Stored records
▽

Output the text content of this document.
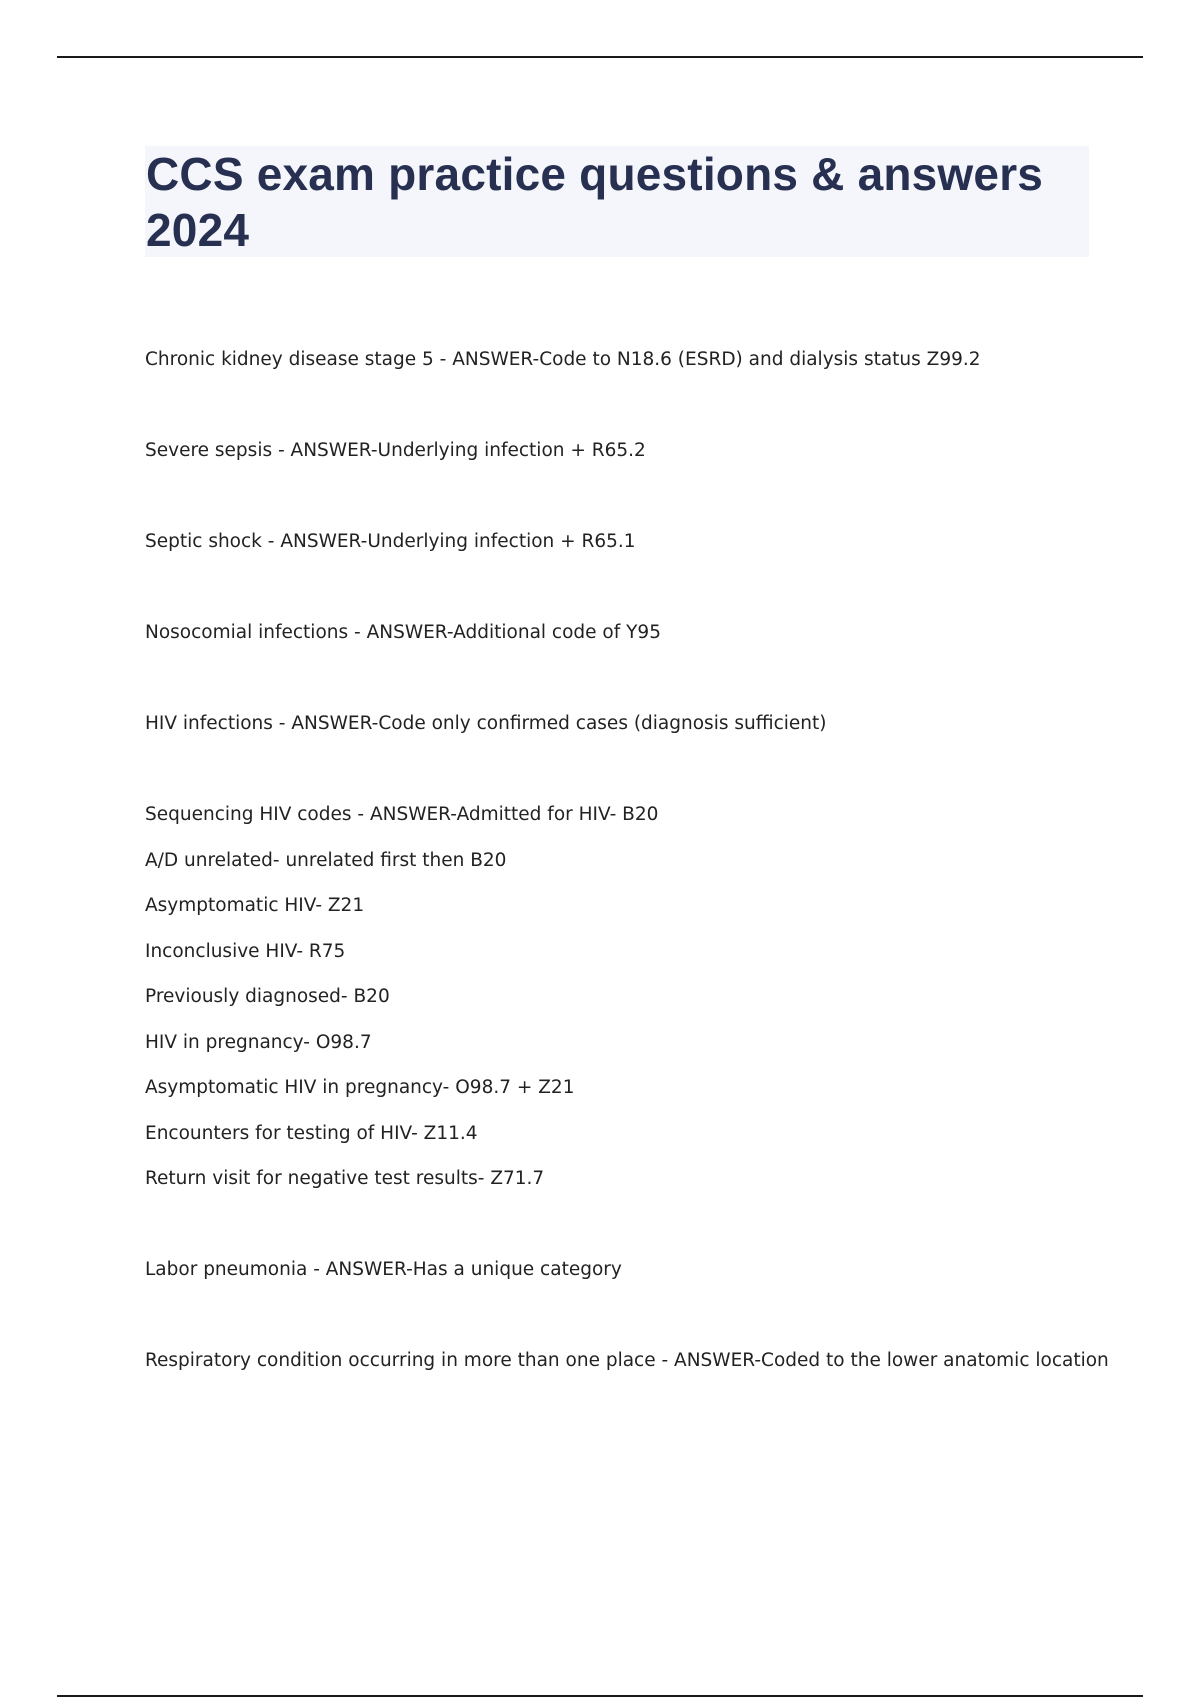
CCS exam practice questions & answers 2024
Chronic kidney disease stage 5 - ANSWER-Code to N18.6 (ESRD) and dialysis status Z99.2
Severe sepsis - ANSWER-Underlying infection + R65.2
Septic shock - ANSWER-Underlying infection + R65.1
Nosocomial infections - ANSWER-Additional code of Y95
HIV infections - ANSWER-Code only confirmed cases (diagnosis sufficient)
Sequencing HIV codes - ANSWER-Admitted for HIV- B20
A/D unrelated- unrelated first then B20
Asymptomatic HIV- Z21
Inconclusive HIV- R75
Previously diagnosed- B20
HIV in pregnancy- O98.7
Asymptomatic HIV in pregnancy- O98.7 + Z21
Encounters for testing of HIV- Z11.4
Return visit for negative test results- Z71.7
Labor pneumonia - ANSWER-Has a unique category
Respiratory condition occurring in more than one place - ANSWER-Coded to the lower anatomic location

△

* What is expected: Print each of the records above exactly as written, leaving no picture in the copy.

* The output:
Output the text content of this document.
CCS exam practice questions & answers 2024
Chronic kidney disease stage 5 - ANSWER-Code to N18.6 (ESRD) and dialysis status Z99.2
Severe sepsis - ANSWER-Underlying infection + R65.2
Septic shock - ANSWER-Underlying infection + R65.1
Nosocomial infections - ANSWER-Additional code of Y95
HIV infections - ANSWER-Code only confirmed cases (diagnosis sufficient)
Sequencing HIV codes - ANSWER-Admitted for HIV- B20
A/D unrelated- unrelated first then B20
Asymptomatic HIV- Z21
Inconclusive HIV- R75
Previously diagnosed- B20
HIV in pregnancy- O98.7
Asymptomatic HIV in pregnancy- O98.7 + Z21
Encounters for testing of HIV- Z11.4
Return visit for negative test results- Z71.7
Labor pneumonia - ANSWER-Has a unique category
Respiratory condition occurring in more than one place - ANSWER-Coded to the lower anatomic location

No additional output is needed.